Pictures stay out; everything else in the records below is copied exactly.
= = = = =
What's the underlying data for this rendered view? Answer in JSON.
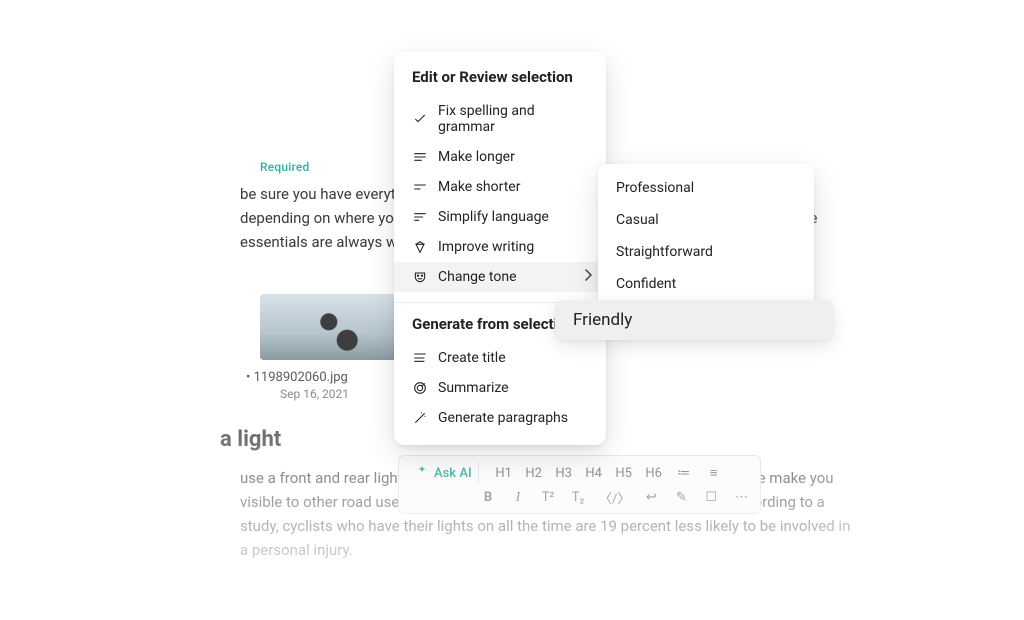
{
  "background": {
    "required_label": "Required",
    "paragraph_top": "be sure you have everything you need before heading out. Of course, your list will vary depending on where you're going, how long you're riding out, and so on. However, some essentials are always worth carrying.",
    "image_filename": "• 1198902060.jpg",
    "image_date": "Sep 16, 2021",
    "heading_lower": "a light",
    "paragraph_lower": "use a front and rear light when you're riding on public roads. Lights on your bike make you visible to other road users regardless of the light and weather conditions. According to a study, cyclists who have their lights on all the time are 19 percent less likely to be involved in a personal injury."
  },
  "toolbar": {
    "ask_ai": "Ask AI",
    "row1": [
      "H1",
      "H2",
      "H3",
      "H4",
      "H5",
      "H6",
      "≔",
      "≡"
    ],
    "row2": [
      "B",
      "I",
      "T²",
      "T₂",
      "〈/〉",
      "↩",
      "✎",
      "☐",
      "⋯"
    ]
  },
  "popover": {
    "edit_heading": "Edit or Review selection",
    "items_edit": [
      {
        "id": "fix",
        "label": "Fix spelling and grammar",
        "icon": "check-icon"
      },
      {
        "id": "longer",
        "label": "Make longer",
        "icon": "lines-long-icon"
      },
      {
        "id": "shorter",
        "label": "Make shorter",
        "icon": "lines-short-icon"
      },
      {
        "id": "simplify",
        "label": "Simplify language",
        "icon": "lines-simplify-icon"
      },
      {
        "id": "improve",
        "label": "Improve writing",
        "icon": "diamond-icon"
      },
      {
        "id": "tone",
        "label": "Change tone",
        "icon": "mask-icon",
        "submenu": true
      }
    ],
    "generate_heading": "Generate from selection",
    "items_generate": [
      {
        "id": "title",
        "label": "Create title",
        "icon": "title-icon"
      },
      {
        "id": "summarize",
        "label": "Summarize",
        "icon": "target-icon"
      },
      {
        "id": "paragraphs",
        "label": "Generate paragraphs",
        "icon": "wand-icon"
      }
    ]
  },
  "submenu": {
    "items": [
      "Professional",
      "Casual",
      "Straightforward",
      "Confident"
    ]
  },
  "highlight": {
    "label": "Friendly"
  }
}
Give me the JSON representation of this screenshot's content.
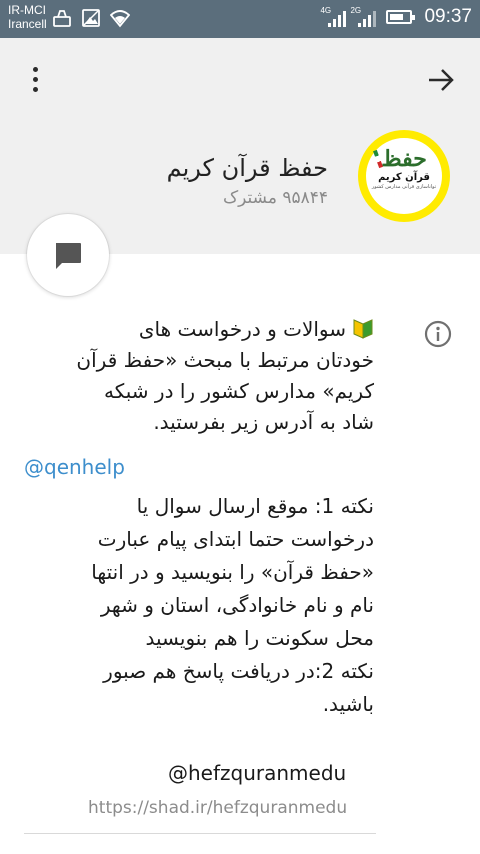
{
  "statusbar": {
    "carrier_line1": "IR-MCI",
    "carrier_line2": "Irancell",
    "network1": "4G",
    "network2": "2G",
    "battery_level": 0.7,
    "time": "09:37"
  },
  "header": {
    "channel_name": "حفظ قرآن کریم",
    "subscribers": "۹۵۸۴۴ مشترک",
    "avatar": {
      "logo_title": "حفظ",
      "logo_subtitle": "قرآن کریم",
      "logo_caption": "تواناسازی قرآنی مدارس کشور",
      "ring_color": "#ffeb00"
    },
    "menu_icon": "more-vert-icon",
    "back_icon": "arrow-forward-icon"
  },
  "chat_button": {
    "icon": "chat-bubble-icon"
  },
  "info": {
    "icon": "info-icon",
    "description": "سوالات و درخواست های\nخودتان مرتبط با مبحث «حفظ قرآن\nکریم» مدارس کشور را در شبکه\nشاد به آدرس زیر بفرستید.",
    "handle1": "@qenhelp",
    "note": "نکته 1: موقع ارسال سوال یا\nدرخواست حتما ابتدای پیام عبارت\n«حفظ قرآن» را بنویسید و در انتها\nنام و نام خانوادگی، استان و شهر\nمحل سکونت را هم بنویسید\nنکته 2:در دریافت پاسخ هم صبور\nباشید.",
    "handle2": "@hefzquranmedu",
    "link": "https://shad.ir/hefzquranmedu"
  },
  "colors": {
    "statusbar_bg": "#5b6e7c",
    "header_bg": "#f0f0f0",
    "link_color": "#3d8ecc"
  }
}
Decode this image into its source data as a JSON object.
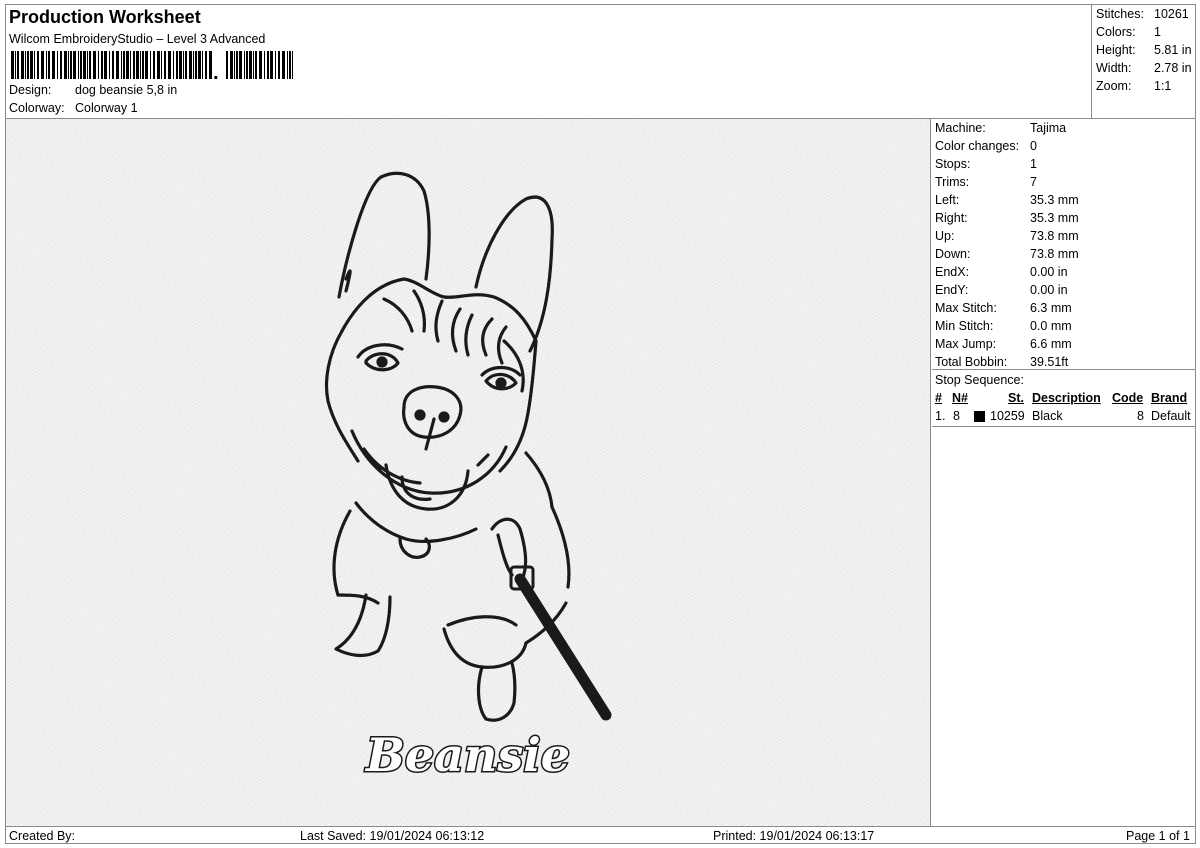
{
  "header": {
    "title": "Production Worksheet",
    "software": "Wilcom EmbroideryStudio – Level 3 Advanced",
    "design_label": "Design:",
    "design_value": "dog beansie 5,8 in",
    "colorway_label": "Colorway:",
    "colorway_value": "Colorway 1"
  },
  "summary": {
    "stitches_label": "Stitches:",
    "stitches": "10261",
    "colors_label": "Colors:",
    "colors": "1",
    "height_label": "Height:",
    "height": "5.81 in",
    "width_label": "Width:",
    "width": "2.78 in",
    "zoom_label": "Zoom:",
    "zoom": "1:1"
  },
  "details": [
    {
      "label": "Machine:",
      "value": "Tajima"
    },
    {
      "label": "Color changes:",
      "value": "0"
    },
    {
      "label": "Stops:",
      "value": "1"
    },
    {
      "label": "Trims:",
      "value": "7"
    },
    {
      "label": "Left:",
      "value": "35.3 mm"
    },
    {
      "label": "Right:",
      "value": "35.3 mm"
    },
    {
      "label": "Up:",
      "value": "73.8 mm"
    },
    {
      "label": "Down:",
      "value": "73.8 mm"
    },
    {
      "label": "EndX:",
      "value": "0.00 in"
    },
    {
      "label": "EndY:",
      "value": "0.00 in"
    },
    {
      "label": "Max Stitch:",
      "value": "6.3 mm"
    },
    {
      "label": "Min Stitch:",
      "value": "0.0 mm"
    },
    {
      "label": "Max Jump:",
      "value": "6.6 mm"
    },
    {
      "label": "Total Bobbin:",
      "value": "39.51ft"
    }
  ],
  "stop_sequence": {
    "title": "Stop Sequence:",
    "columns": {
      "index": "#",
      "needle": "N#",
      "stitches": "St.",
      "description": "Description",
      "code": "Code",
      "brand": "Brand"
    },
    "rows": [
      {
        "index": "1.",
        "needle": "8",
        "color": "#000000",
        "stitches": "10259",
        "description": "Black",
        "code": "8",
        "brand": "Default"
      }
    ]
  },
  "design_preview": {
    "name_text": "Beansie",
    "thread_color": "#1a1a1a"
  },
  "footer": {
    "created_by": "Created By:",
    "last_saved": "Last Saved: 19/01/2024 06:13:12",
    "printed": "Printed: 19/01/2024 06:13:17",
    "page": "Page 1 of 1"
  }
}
= = = = =
* Response below
What's the underlying data for this rendered view? Answer in JSON.
{
  "background": {
    "required_label": "Required",
    "paragraph_top": "be sure you have everything you need before heading out. Of course, your list will vary depending on where you're going, how long you're riding out, and so on. However, some essentials are always worth carrying.",
    "image_filename": "• 1198902060.jpg",
    "image_date": "Sep 16, 2021",
    "heading_lower": "a light",
    "paragraph_lower": "use a front and rear light when you're riding on public roads. Lights on your bike make you visible to other road users regardless of the light and weather conditions. According to a study, cyclists who have their lights on all the time are 19 percent less likely to be involved in a personal injury."
  },
  "toolbar": {
    "ask_ai": "Ask AI",
    "row1": [
      "H1",
      "H2",
      "H3",
      "H4",
      "H5",
      "H6",
      "≔",
      "≡"
    ],
    "row2": [
      "B",
      "I",
      "T²",
      "T₂",
      "〈/〉",
      "↩",
      "✎",
      "☐",
      "⋯"
    ]
  },
  "popover": {
    "edit_heading": "Edit or Review selection",
    "items_edit": [
      {
        "id": "fix",
        "label": "Fix spelling and grammar",
        "icon": "check-icon"
      },
      {
        "id": "longer",
        "label": "Make longer",
        "icon": "lines-long-icon"
      },
      {
        "id": "shorter",
        "label": "Make shorter",
        "icon": "lines-short-icon"
      },
      {
        "id": "simplify",
        "label": "Simplify language",
        "icon": "lines-simplify-icon"
      },
      {
        "id": "improve",
        "label": "Improve writing",
        "icon": "diamond-icon"
      },
      {
        "id": "tone",
        "label": "Change tone",
        "icon": "mask-icon",
        "submenu": true
      }
    ],
    "generate_heading": "Generate from selection",
    "items_generate": [
      {
        "id": "title",
        "label": "Create title",
        "icon": "title-icon"
      },
      {
        "id": "summarize",
        "label": "Summarize",
        "icon": "target-icon"
      },
      {
        "id": "paragraphs",
        "label": "Generate paragraphs",
        "icon": "wand-icon"
      }
    ]
  },
  "submenu": {
    "items": [
      "Professional",
      "Casual",
      "Straightforward",
      "Confident"
    ]
  },
  "highlight": {
    "label": "Friendly"
  }
}
Give me the JSON representation of this screenshot's content.
{
  "statusbar": {
    "carrier_line1": "IR-MCI",
    "carrier_line2": "Irancell",
    "network1": "4G",
    "network2": "2G",
    "battery_level": 0.7,
    "time": "09:37"
  },
  "header": {
    "channel_name": "حفظ قرآن کریم",
    "subscribers": "۹۵۸۴۴ مشترک",
    "avatar": {
      "logo_title": "حفظ",
      "logo_subtitle": "قرآن کریم",
      "logo_caption": "تواناسازی قرآنی مدارس کشور",
      "ring_color": "#ffeb00"
    },
    "menu_icon": "more-vert-icon",
    "back_icon": "arrow-forward-icon"
  },
  "chat_button": {
    "icon": "chat-bubble-icon"
  },
  "info": {
    "icon": "info-icon",
    "description": "سوالات و درخواست های\nخودتان مرتبط با مبحث «حفظ قرآن\nکریم» مدارس کشور را در شبکه\nشاد به آدرس زیر بفرستید.",
    "handle1": "@qenhelp",
    "note": "نکته 1: موقع ارسال سوال یا\nدرخواست حتما ابتدای پیام عبارت\n«حفظ قرآن» را بنویسید و در انتها\nنام و نام خانوادگی، استان و شهر\nمحل سکونت را هم بنویسید\nنکته 2:در دریافت پاسخ هم صبور\nباشید.",
    "handle2": "@hefzquranmedu",
    "link": "https://shad.ir/hefzquranmedu"
  },
  "colors": {
    "statusbar_bg": "#5b6e7c",
    "header_bg": "#f0f0f0",
    "link_color": "#3d8ecc"
  }
}
Decode this image into its source data as a JSON object.
{
  "header": {
    "title": "Production Worksheet",
    "software": "Wilcom EmbroideryStudio – Level 3 Advanced",
    "design_label": "Design:",
    "design_value": "dog beansie 5,8 in",
    "colorway_label": "Colorway:",
    "colorway_value": "Colorway 1"
  },
  "summary": {
    "stitches_label": "Stitches:",
    "stitches": "10261",
    "colors_label": "Colors:",
    "colors": "1",
    "height_label": "Height:",
    "height": "5.81 in",
    "width_label": "Width:",
    "width": "2.78 in",
    "zoom_label": "Zoom:",
    "zoom": "1:1"
  },
  "details": [
    {
      "label": "Machine:",
      "value": "Tajima"
    },
    {
      "label": "Color changes:",
      "value": "0"
    },
    {
      "label": "Stops:",
      "value": "1"
    },
    {
      "label": "Trims:",
      "value": "7"
    },
    {
      "label": "Left:",
      "value": "35.3 mm"
    },
    {
      "label": "Right:",
      "value": "35.3 mm"
    },
    {
      "label": "Up:",
      "value": "73.8 mm"
    },
    {
      "label": "Down:",
      "value": "73.8 mm"
    },
    {
      "label": "EndX:",
      "value": "0.00 in"
    },
    {
      "label": "EndY:",
      "value": "0.00 in"
    },
    {
      "label": "Max Stitch:",
      "value": "6.3 mm"
    },
    {
      "label": "Min Stitch:",
      "value": "0.0 mm"
    },
    {
      "label": "Max Jump:",
      "value": "6.6 mm"
    },
    {
      "label": "Total Bobbin:",
      "value": "39.51ft"
    }
  ],
  "stop_sequence": {
    "title": "Stop Sequence:",
    "columns": {
      "index": "#",
      "needle": "N#",
      "stitches": "St.",
      "description": "Description",
      "code": "Code",
      "brand": "Brand"
    },
    "rows": [
      {
        "index": "1.",
        "needle": "8",
        "color": "#000000",
        "stitches": "10259",
        "description": "Black",
        "code": "8",
        "brand": "Default"
      }
    ]
  },
  "design_preview": {
    "name_text": "Beansie",
    "thread_color": "#1a1a1a"
  },
  "footer": {
    "created_by": "Created By:",
    "last_saved": "Last Saved: 19/01/2024 06:13:12",
    "printed": "Printed: 19/01/2024 06:13:17",
    "page": "Page 1 of 1"
  }
}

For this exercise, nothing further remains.